## Challenge
All of the records below must be output exactly, with no pictures carried over.

## Given entries
┄┄┄┄┄┄┄┄┄┄

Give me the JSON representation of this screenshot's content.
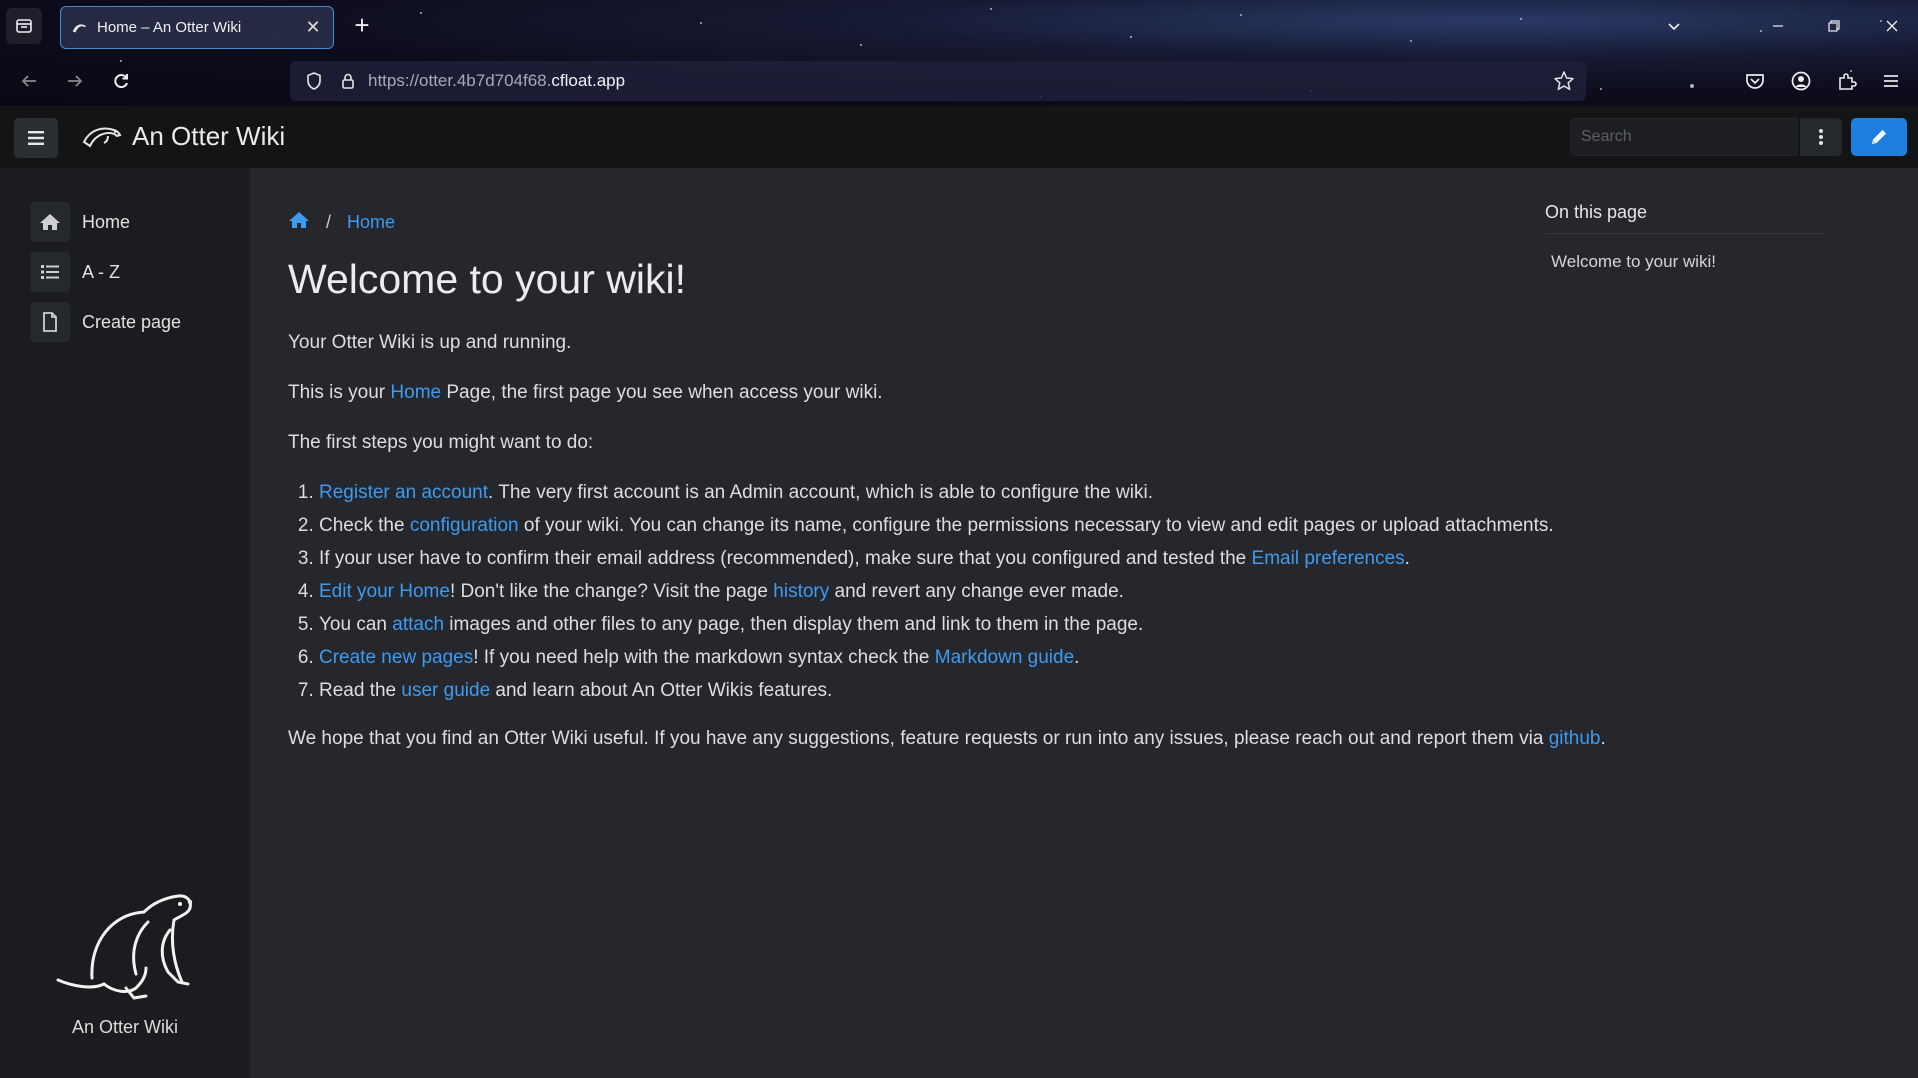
{
  "browser": {
    "tab_title": "Home – An Otter Wiki",
    "url_prefix": "https://otter.4b7d704f68.",
    "url_host": "cfloat.app"
  },
  "header": {
    "brand": "An Otter Wiki",
    "search_placeholder": "Search"
  },
  "sidebar": {
    "items": [
      {
        "label": "Home",
        "icon": "home-icon"
      },
      {
        "label": "A - Z",
        "icon": "list-icon"
      },
      {
        "label": "Create page",
        "icon": "file-icon"
      }
    ],
    "footer": "An Otter Wiki"
  },
  "breadcrumb": {
    "separator": "/",
    "current": "Home"
  },
  "page": {
    "title": "Welcome to your wiki!",
    "p1": "Your Otter Wiki is up and running.",
    "p2": {
      "a": "This is your ",
      "link": "Home",
      "b": " Page, the first page you see when access your wiki."
    },
    "p3": "The first steps you might want to do:",
    "steps": [
      {
        "link": "Register an account",
        "after": ". The very first account is an Admin account, which is able to configure the wiki."
      },
      {
        "before": "Check the ",
        "link": "configuration",
        "after": " of your wiki. You can change its name, configure the permissions necessary to view and edit pages or upload attachments."
      },
      {
        "before": "If your user have to confirm their email address (recommended), make sure that you configured and tested the ",
        "link": "Email preferences",
        "after": "."
      },
      {
        "link": "Edit your Home",
        "mid": "! Don't like the change? Visit the page ",
        "link2": "history",
        "after": " and revert any change ever made."
      },
      {
        "before": "You can ",
        "link": "attach",
        "after": " images and other files to any page, then display them and link to them in the page."
      },
      {
        "link": "Create new pages",
        "mid": "! If you need help with the markdown syntax check the ",
        "link2": "Markdown guide",
        "after": "."
      },
      {
        "before": "Read the ",
        "link": "user guide",
        "after": " and learn about An Otter Wikis features."
      }
    ],
    "p4": {
      "a": "We hope that you find an Otter Wiki useful. If you have any suggestions, feature requests or run into any issues, please reach out and report them via ",
      "link": "github",
      "b": "."
    }
  },
  "toc": {
    "title": "On this page",
    "items": [
      "Welcome to your wiki!"
    ]
  },
  "colors": {
    "accent": "#3d9bf0",
    "edit_button": "#1e7fe0",
    "sidebar_bg": "#1a1c1f",
    "main_bg": "#25272c"
  }
}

┄┄┄┄┄┄┄┄┄┄

## In response
Give me the JSON representation of this screenshot's content.
{
  "browser": {
    "tab_title": "Home – An Otter Wiki",
    "url_prefix": "https://otter.4b7d704f68.",
    "url_host": "cfloat.app"
  },
  "header": {
    "brand": "An Otter Wiki",
    "search_placeholder": "Search"
  },
  "sidebar": {
    "items": [
      {
        "label": "Home",
        "icon": "home-icon"
      },
      {
        "label": "A - Z",
        "icon": "list-icon"
      },
      {
        "label": "Create page",
        "icon": "file-icon"
      }
    ],
    "footer": "An Otter Wiki"
  },
  "breadcrumb": {
    "separator": "/",
    "current": "Home"
  },
  "page": {
    "title": "Welcome to your wiki!",
    "p1": "Your Otter Wiki is up and running.",
    "p2": {
      "a": "This is your ",
      "link": "Home",
      "b": " Page, the first page you see when access your wiki."
    },
    "p3": "The first steps you might want to do:",
    "steps": [
      {
        "link": "Register an account",
        "after": ". The very first account is an Admin account, which is able to configure the wiki."
      },
      {
        "before": "Check the ",
        "link": "configuration",
        "after": " of your wiki. You can change its name, configure the permissions necessary to view and edit pages or upload attachments."
      },
      {
        "before": "If your user have to confirm their email address (recommended), make sure that you configured and tested the ",
        "link": "Email preferences",
        "after": "."
      },
      {
        "link": "Edit your Home",
        "mid": "! Don't like the change? Visit the page ",
        "link2": "history",
        "after": " and revert any change ever made."
      },
      {
        "before": "You can ",
        "link": "attach",
        "after": " images and other files to any page, then display them and link to them in the page."
      },
      {
        "link": "Create new pages",
        "mid": "! If you need help with the markdown syntax check the ",
        "link2": "Markdown guide",
        "after": "."
      },
      {
        "before": "Read the ",
        "link": "user guide",
        "after": " and learn about An Otter Wikis features."
      }
    ],
    "p4": {
      "a": "We hope that you find an Otter Wiki useful. If you have any suggestions, feature requests or run into any issues, please reach out and report them via ",
      "link": "github",
      "b": "."
    }
  },
  "toc": {
    "title": "On this page",
    "items": [
      "Welcome to your wiki!"
    ]
  },
  "colors": {
    "accent": "#3d9bf0",
    "edit_button": "#1e7fe0",
    "sidebar_bg": "#1a1c1f",
    "main_bg": "#25272c"
  }
}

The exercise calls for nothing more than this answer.